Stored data
[BEGIN]

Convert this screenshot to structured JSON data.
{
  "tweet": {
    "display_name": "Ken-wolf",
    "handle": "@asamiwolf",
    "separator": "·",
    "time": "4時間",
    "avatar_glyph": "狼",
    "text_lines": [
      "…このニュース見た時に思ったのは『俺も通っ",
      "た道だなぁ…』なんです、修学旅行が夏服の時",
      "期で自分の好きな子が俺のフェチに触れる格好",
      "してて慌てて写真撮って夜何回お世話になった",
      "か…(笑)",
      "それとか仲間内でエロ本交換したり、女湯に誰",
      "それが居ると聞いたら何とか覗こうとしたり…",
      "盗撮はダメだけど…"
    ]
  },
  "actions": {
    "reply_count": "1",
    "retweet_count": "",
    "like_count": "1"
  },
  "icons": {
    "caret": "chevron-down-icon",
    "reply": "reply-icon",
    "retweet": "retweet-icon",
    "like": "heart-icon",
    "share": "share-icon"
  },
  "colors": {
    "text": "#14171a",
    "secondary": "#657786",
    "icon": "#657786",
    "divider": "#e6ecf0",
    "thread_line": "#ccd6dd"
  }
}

[END]

## PROBLEM STATEMENT
Return the full listing, character for character.

## FINAL ANSWER
Convert this screenshot to structured JSON data.
{
  "tweet": {
    "display_name": "Ken-wolf",
    "handle": "@asamiwolf",
    "separator": "·",
    "time": "4時間",
    "avatar_glyph": "狼",
    "text_lines": [
      "…このニュース見た時に思ったのは『俺も通っ",
      "た道だなぁ…』なんです、修学旅行が夏服の時",
      "期で自分の好きな子が俺のフェチに触れる格好",
      "してて慌てて写真撮って夜何回お世話になった",
      "か…(笑)",
      "それとか仲間内でエロ本交換したり、女湯に誰",
      "それが居ると聞いたら何とか覗こうとしたり…",
      "盗撮はダメだけど…"
    ]
  },
  "actions": {
    "reply_count": "1",
    "retweet_count": "",
    "like_count": "1"
  },
  "icons": {
    "caret": "chevron-down-icon",
    "reply": "reply-icon",
    "retweet": "retweet-icon",
    "like": "heart-icon",
    "share": "share-icon"
  },
  "colors": {
    "text": "#14171a",
    "secondary": "#657786",
    "icon": "#657786",
    "divider": "#e6ecf0",
    "thread_line": "#ccd6dd"
  }
}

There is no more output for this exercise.